(Records from a data source)
******************************

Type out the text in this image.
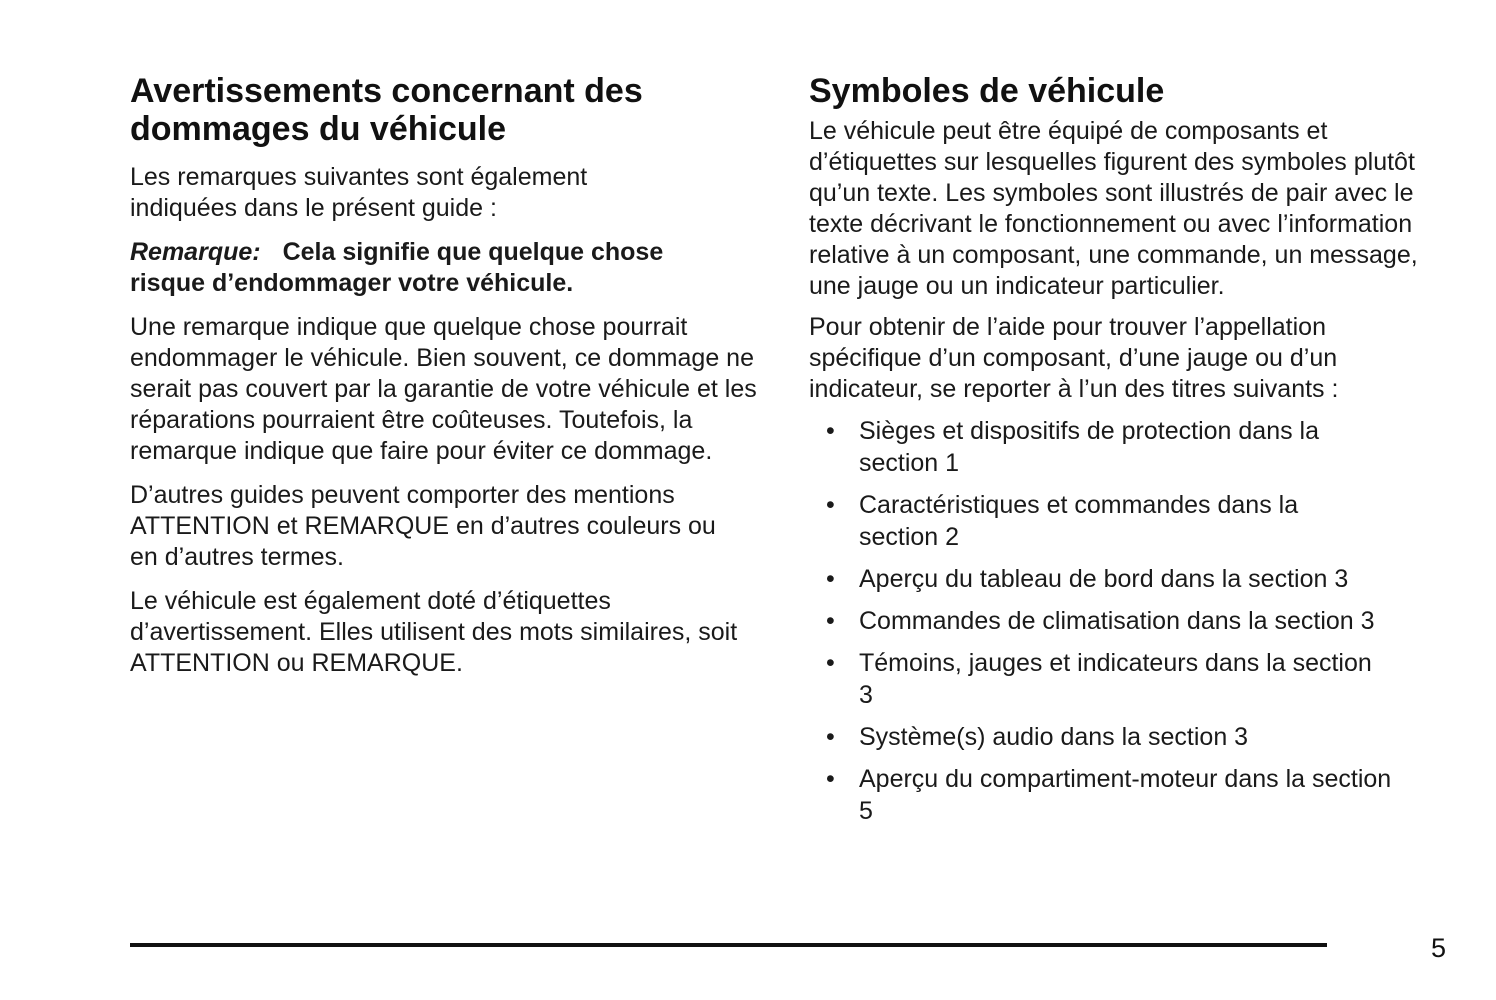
Avertissements concernant des
dommages du véhicule

Les remarques suivantes sont également indiquées dans le présent guide :

Remarque: Cela signifie que quelque chose risque d’endommager votre véhicule.

Une remarque indique que quelque chose pourrait endommager le véhicule. Bien souvent, ce dommage ne serait pas couvert par la garantie de votre véhicule et les réparations pourraient être coûteuses. Toutefois, la remarque indique que faire pour éviter ce dommage.

D’autres guides peuvent comporter des mentions ATTENTION et REMARQUE en d’autres couleurs ou en d’autres termes.

Le véhicule est également doté d’étiquettes d’avertissement. Elles utilisent des mots similaires, soit ATTENTION ou REMARQUE.

Symboles de véhicule

Le véhicule peut être équipé de composants et d’étiquettes sur lesquelles figurent des symboles plutôt qu’un texte. Les symboles sont illustrés de pair avec le texte décrivant le fonctionnement ou avec l’information relative à un composant, une commande, un message, une jauge ou un indicateur particulier.

Pour obtenir de l’aide pour trouver l’appellation spécifique d’un composant, d’une jauge ou d’un indicateur, se reporter à l’un des titres suivants :

• Sièges et dispositifs de protection dans la section 1
• Caractéristiques et commandes dans la section 2
• Aperçu du tableau de bord dans la section 3
• Commandes de climatisation dans la section 3
• Témoins, jauges et indicateurs dans la section 3
• Système(s) audio dans la section 3
• Aperçu du compartiment-moteur dans la section 5
5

******************************

Locate the lines above that hold the word "dans". Show every one of them.

Les remarques suivantes sont également indiquées dans le présent guide :
• Sièges et dispositifs de protection dans la section 1
• Caractéristiques et commandes dans la section 2
• Aperçu du tableau de bord dans la section 3
• Commandes de climatisation dans la section 3
• Témoins, jauges et indicateurs dans la section 3
• Système(s) audio dans la section 3
• Aperçu du compartiment-moteur dans la section 5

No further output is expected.